Task details: Copy out all lines that carry the word "values".
>> Start Extracted information
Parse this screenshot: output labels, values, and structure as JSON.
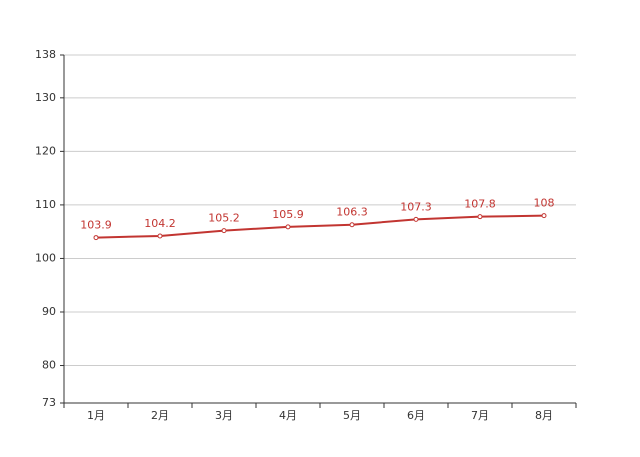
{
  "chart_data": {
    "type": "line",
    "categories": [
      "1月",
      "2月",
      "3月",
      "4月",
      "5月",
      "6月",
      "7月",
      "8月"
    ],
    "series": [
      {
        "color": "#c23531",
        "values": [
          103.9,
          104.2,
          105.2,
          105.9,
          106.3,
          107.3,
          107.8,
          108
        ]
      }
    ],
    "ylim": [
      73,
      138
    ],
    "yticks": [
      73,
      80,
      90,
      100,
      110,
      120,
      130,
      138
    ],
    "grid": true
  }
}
>> End Extracted information
Result:
Parse this screenshot: output labels, values, and structure as JSON.
        "values": [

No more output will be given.